Collected data entries ::
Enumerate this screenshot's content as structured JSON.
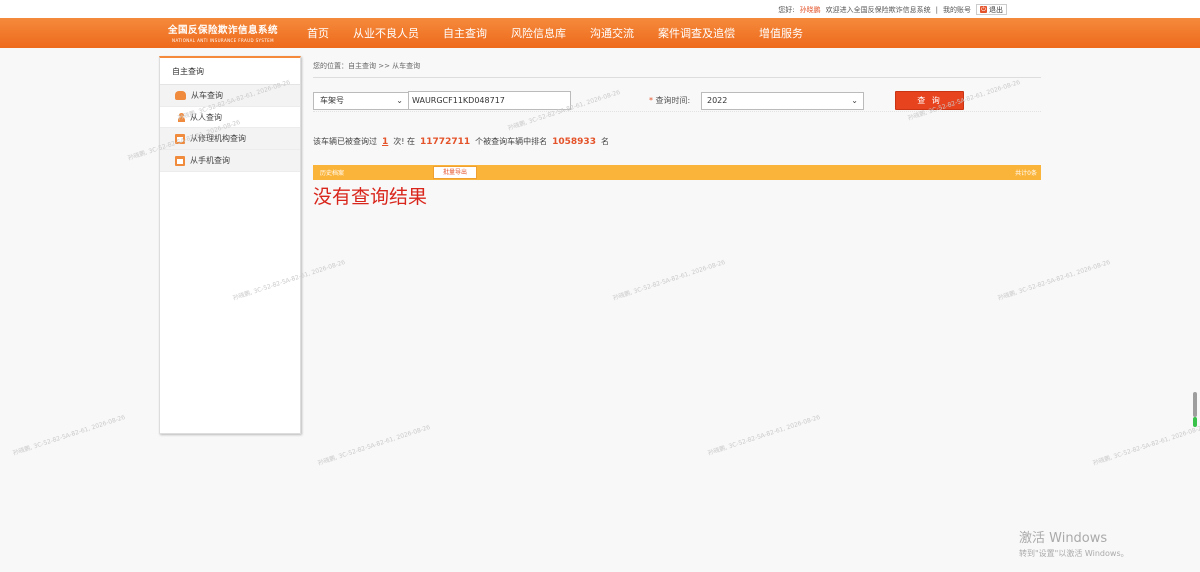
{
  "topbar": {
    "greeting": "您好:",
    "username": "孙晓鹏",
    "welcome": "欢迎进入全国反保险欺诈信息系统",
    "separator": "|",
    "my_account": "我的账号",
    "logout": "退出"
  },
  "logo": {
    "cn": "全国反保险欺诈信息系统",
    "en": "NATIONAL ANTI INSURANCE FRAUD SYSTEM"
  },
  "nav": [
    "首页",
    "从业不良人员",
    "自主查询",
    "风险信息库",
    "沟通交流",
    "案件调查及追偿",
    "增值服务"
  ],
  "sidebar": {
    "title": "自主查询",
    "items": [
      {
        "label": "从车查询",
        "icon": "car-icon"
      },
      {
        "label": "从人查询",
        "icon": "person-icon"
      },
      {
        "label": "从修理机构查询",
        "icon": "repair-icon"
      },
      {
        "label": "从手机查询",
        "icon": "phone-icon"
      }
    ]
  },
  "breadcrumb": "您的位置：自主查询 >> 从车查询",
  "search": {
    "type_value": "车架号",
    "vin_value": "WAURGCF11KD048717",
    "time_required": "*",
    "time_label": "查询时间:",
    "year_value": "2022",
    "button_label": "查 询"
  },
  "stats": {
    "prefix": "该车辆已被查询过",
    "times": "1",
    "mid1": "次! 在",
    "total": "11772711",
    "mid2": "个被查询车辆中排名",
    "rank": "1058933",
    "suffix": "名"
  },
  "result_bar": {
    "history": "历史档案",
    "export": "批量导出",
    "total": "共计0条"
  },
  "no_result": "没有查询结果",
  "watermark": "孙晓鹏, 3C-52-82-5A-82-61, 2026-08-26",
  "windows": {
    "title": "激活 Windows",
    "subtitle": "转到\"设置\"以激活 Windows。"
  }
}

Task requirements ::
Check each line of the records for the word "icon", and show the lines that contain it.

Answer below ::
        "icon": "car-icon"
        "icon": "person-icon"
        "icon": "repair-icon"
        "icon": "phone-icon"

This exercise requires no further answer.